▶ Exercise task
Go through the entries below and print each one exactly, leaving out pictures.
— Start of Dataset entries —
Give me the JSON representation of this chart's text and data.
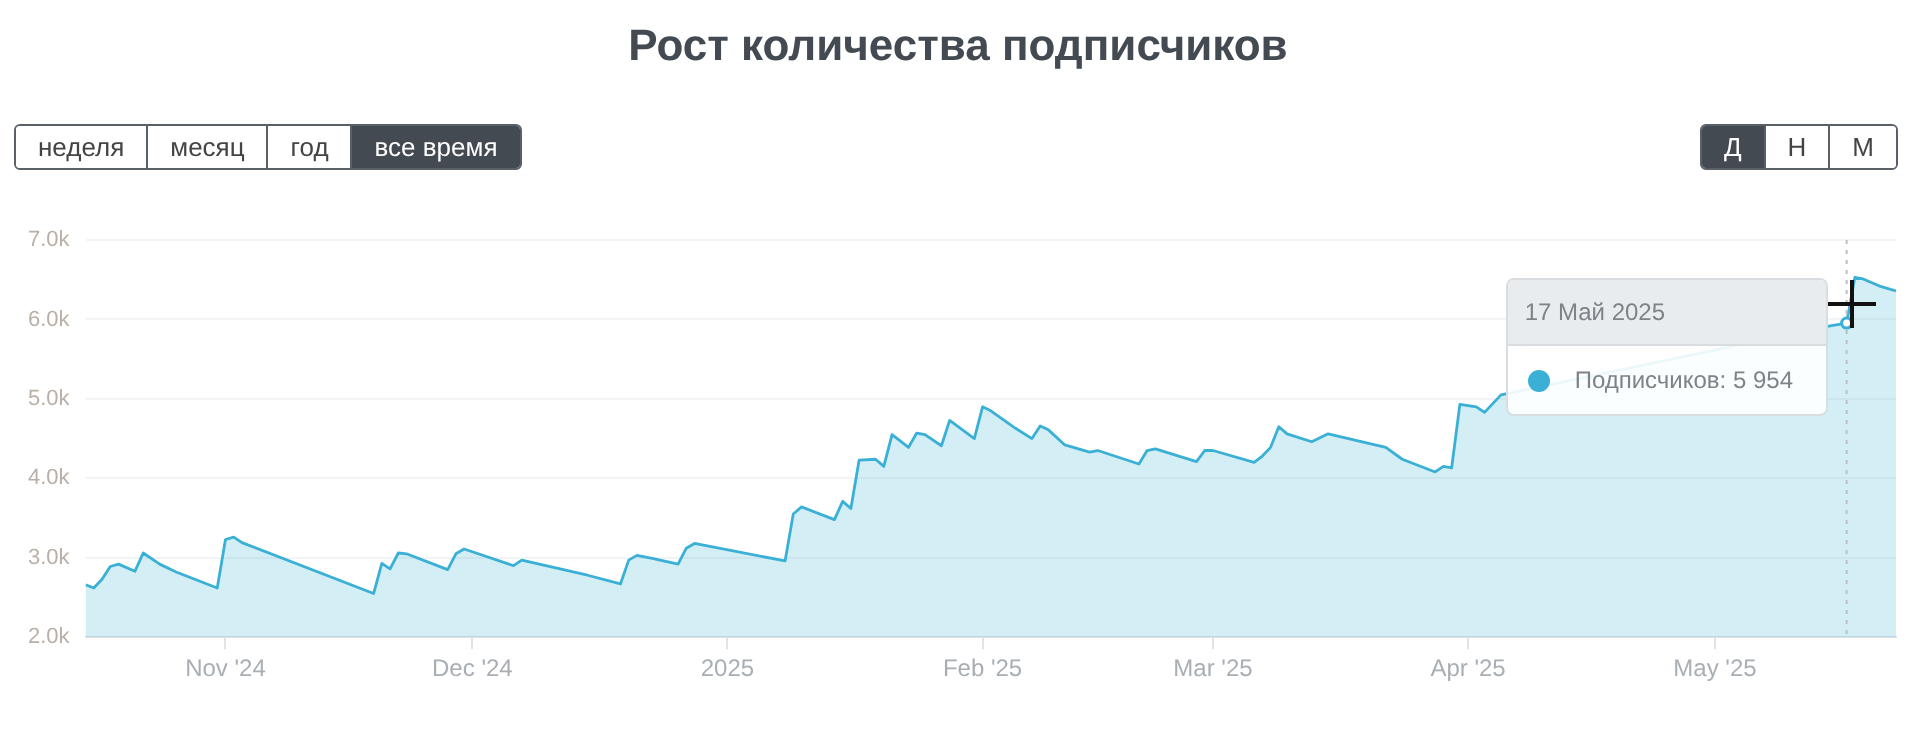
{
  "chart_data": {
    "type": "area",
    "title": "Рост количества подписчиков",
    "x": [
      "2024-10-15",
      "2024-10-16",
      "2024-10-17",
      "2024-10-18",
      "2024-10-19",
      "2024-10-21",
      "2024-10-22",
      "2024-10-24",
      "2024-10-26",
      "2024-10-31",
      "2024-11-01",
      "2024-11-02",
      "2024-11-03",
      "2024-11-19",
      "2024-11-20",
      "2024-11-21",
      "2024-11-22",
      "2024-11-23",
      "2024-11-28",
      "2024-11-29",
      "2024-11-30",
      "2024-12-06",
      "2024-12-07",
      "2024-12-15",
      "2024-12-19",
      "2024-12-20",
      "2024-12-21",
      "2024-12-23",
      "2024-12-26",
      "2024-12-27",
      "2024-12-28",
      "2025-01-08",
      "2025-01-09",
      "2025-01-10",
      "2025-01-14",
      "2025-01-15",
      "2025-01-16",
      "2025-01-17",
      "2025-01-19",
      "2025-01-20",
      "2025-01-21",
      "2025-01-23",
      "2025-01-24",
      "2025-01-25",
      "2025-01-27",
      "2025-01-28",
      "2025-01-31",
      "2025-02-01",
      "2025-02-02",
      "2025-02-05",
      "2025-02-07",
      "2025-02-08",
      "2025-02-09",
      "2025-02-11",
      "2025-02-14",
      "2025-02-15",
      "2025-02-20",
      "2025-02-21",
      "2025-02-22",
      "2025-02-27",
      "2025-02-28",
      "2025-03-01",
      "2025-03-06",
      "2025-03-07",
      "2025-03-08",
      "2025-03-09",
      "2025-03-10",
      "2025-03-13",
      "2025-03-15",
      "2025-03-22",
      "2025-03-24",
      "2025-03-28",
      "2025-03-29",
      "2025-03-30",
      "2025-03-31",
      "2025-04-02",
      "2025-04-03",
      "2025-04-05",
      "2025-04-10",
      "2025-04-12",
      "2025-04-23",
      "2025-04-24",
      "2025-05-03",
      "2025-05-09",
      "2025-05-14",
      "2025-05-15",
      "2025-05-17",
      "2025-05-18",
      "2025-05-19",
      "2025-05-21",
      "2025-05-23"
    ],
    "series": [
      {
        "color": "#3bb0d6",
        "values": [
          2660,
          2620,
          2730,
          2890,
          2920,
          2830,
          3060,
          2920,
          2820,
          2620,
          3230,
          3260,
          3190,
          2550,
          2930,
          2860,
          3060,
          3050,
          2850,
          3050,
          3110,
          2900,
          2970,
          2780,
          2670,
          2970,
          3030,
          2990,
          2920,
          3120,
          3180,
          2960,
          3550,
          3640,
          3480,
          3710,
          3620,
          4230,
          4240,
          4150,
          4550,
          4390,
          4570,
          4550,
          4410,
          4730,
          4500,
          4900,
          4850,
          4630,
          4500,
          4660,
          4610,
          4420,
          4330,
          4350,
          4180,
          4350,
          4370,
          4210,
          4350,
          4350,
          4200,
          4280,
          4390,
          4650,
          4560,
          4460,
          4560,
          4390,
          4240,
          4080,
          4150,
          4130,
          4930,
          4900,
          4830,
          5050,
          null,
          null,
          null,
          null,
          null,
          null,
          null,
          5920,
          5954,
          6530,
          6510,
          6420,
          6360
        ]
      }
    ],
    "xlim": [
      "2024-10-15",
      "2025-05-23"
    ],
    "xticks": [
      {
        "value": "2024-11-01",
        "label": "Nov '24"
      },
      {
        "value": "2024-12-01",
        "label": "Dec '24"
      },
      {
        "value": "2025-01-01",
        "label": "2025"
      },
      {
        "value": "2025-02-01",
        "label": "Feb '25"
      },
      {
        "value": "2025-03-01",
        "label": "Mar '25"
      },
      {
        "value": "2025-04-01",
        "label": "Apr '25"
      },
      {
        "value": "2025-05-01",
        "label": "May '25"
      }
    ],
    "ylim": [
      2000,
      7000
    ],
    "yticks": [
      {
        "value": 2000,
        "label": "2.0k"
      },
      {
        "value": 3000,
        "label": "3.0k"
      },
      {
        "value": 4000,
        "label": "4.0k"
      },
      {
        "value": 5000,
        "label": "5.0k"
      },
      {
        "value": 6000,
        "label": "6.0k"
      },
      {
        "value": 7000,
        "label": "7.0k"
      }
    ],
    "ref_lines": [
      {
        "axis": "x",
        "value": "2025-05-17",
        "color": "#b8bec4",
        "line_style": "dotted"
      }
    ],
    "annotations": [
      "неделя",
      "месяц",
      "год",
      "все время",
      "Д",
      "Н",
      "М",
      "17 Май 2025",
      "Подписчиков: 5 954"
    ],
    "grid": "y",
    "legend": false,
    "marker": "none"
  }
}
— End of Dataset entries —
▶ The response
Give me the JSON representation of this chart's text and data.
{
  "chart_data": {
    "type": "area",
    "title": "Рост количества подписчиков",
    "x": [
      "2024-10-15",
      "2024-10-16",
      "2024-10-17",
      "2024-10-18",
      "2024-10-19",
      "2024-10-21",
      "2024-10-22",
      "2024-10-24",
      "2024-10-26",
      "2024-10-31",
      "2024-11-01",
      "2024-11-02",
      "2024-11-03",
      "2024-11-19",
      "2024-11-20",
      "2024-11-21",
      "2024-11-22",
      "2024-11-23",
      "2024-11-28",
      "2024-11-29",
      "2024-11-30",
      "2024-12-06",
      "2024-12-07",
      "2024-12-15",
      "2024-12-19",
      "2024-12-20",
      "2024-12-21",
      "2024-12-23",
      "2024-12-26",
      "2024-12-27",
      "2024-12-28",
      "2025-01-08",
      "2025-01-09",
      "2025-01-10",
      "2025-01-14",
      "2025-01-15",
      "2025-01-16",
      "2025-01-17",
      "2025-01-19",
      "2025-01-20",
      "2025-01-21",
      "2025-01-23",
      "2025-01-24",
      "2025-01-25",
      "2025-01-27",
      "2025-01-28",
      "2025-01-31",
      "2025-02-01",
      "2025-02-02",
      "2025-02-05",
      "2025-02-07",
      "2025-02-08",
      "2025-02-09",
      "2025-02-11",
      "2025-02-14",
      "2025-02-15",
      "2025-02-20",
      "2025-02-21",
      "2025-02-22",
      "2025-02-27",
      "2025-02-28",
      "2025-03-01",
      "2025-03-06",
      "2025-03-07",
      "2025-03-08",
      "2025-03-09",
      "2025-03-10",
      "2025-03-13",
      "2025-03-15",
      "2025-03-22",
      "2025-03-24",
      "2025-03-28",
      "2025-03-29",
      "2025-03-30",
      "2025-03-31",
      "2025-04-02",
      "2025-04-03",
      "2025-04-05",
      "2025-04-10",
      "2025-04-12",
      "2025-04-23",
      "2025-04-24",
      "2025-05-03",
      "2025-05-09",
      "2025-05-14",
      "2025-05-15",
      "2025-05-17",
      "2025-05-18",
      "2025-05-19",
      "2025-05-21",
      "2025-05-23"
    ],
    "series": [
      {
        "color": "#3bb0d6",
        "values": [
          2660,
          2620,
          2730,
          2890,
          2920,
          2830,
          3060,
          2920,
          2820,
          2620,
          3230,
          3260,
          3190,
          2550,
          2930,
          2860,
          3060,
          3050,
          2850,
          3050,
          3110,
          2900,
          2970,
          2780,
          2670,
          2970,
          3030,
          2990,
          2920,
          3120,
          3180,
          2960,
          3550,
          3640,
          3480,
          3710,
          3620,
          4230,
          4240,
          4150,
          4550,
          4390,
          4570,
          4550,
          4410,
          4730,
          4500,
          4900,
          4850,
          4630,
          4500,
          4660,
          4610,
          4420,
          4330,
          4350,
          4180,
          4350,
          4370,
          4210,
          4350,
          4350,
          4200,
          4280,
          4390,
          4650,
          4560,
          4460,
          4560,
          4390,
          4240,
          4080,
          4150,
          4130,
          4930,
          4900,
          4830,
          5050,
          null,
          null,
          null,
          null,
          null,
          null,
          null,
          5920,
          5954,
          6530,
          6510,
          6420,
          6360
        ]
      }
    ],
    "xlim": [
      "2024-10-15",
      "2025-05-23"
    ],
    "xticks": [
      {
        "value": "2024-11-01",
        "label": "Nov '24"
      },
      {
        "value": "2024-12-01",
        "label": "Dec '24"
      },
      {
        "value": "2025-01-01",
        "label": "2025"
      },
      {
        "value": "2025-02-01",
        "label": "Feb '25"
      },
      {
        "value": "2025-03-01",
        "label": "Mar '25"
      },
      {
        "value": "2025-04-01",
        "label": "Apr '25"
      },
      {
        "value": "2025-05-01",
        "label": "May '25"
      }
    ],
    "ylim": [
      2000,
      7000
    ],
    "yticks": [
      {
        "value": 2000,
        "label": "2.0k"
      },
      {
        "value": 3000,
        "label": "3.0k"
      },
      {
        "value": 4000,
        "label": "4.0k"
      },
      {
        "value": 5000,
        "label": "5.0k"
      },
      {
        "value": 6000,
        "label": "6.0k"
      },
      {
        "value": 7000,
        "label": "7.0k"
      }
    ],
    "ref_lines": [
      {
        "axis": "x",
        "value": "2025-05-17",
        "color": "#b8bec4",
        "line_style": "dotted"
      }
    ],
    "annotations": [
      "неделя",
      "месяц",
      "год",
      "все время",
      "Д",
      "Н",
      "М",
      "17 Май 2025",
      "Подписчиков: 5 954"
    ],
    "grid": "y",
    "legend": false,
    "marker": "none"
  }
}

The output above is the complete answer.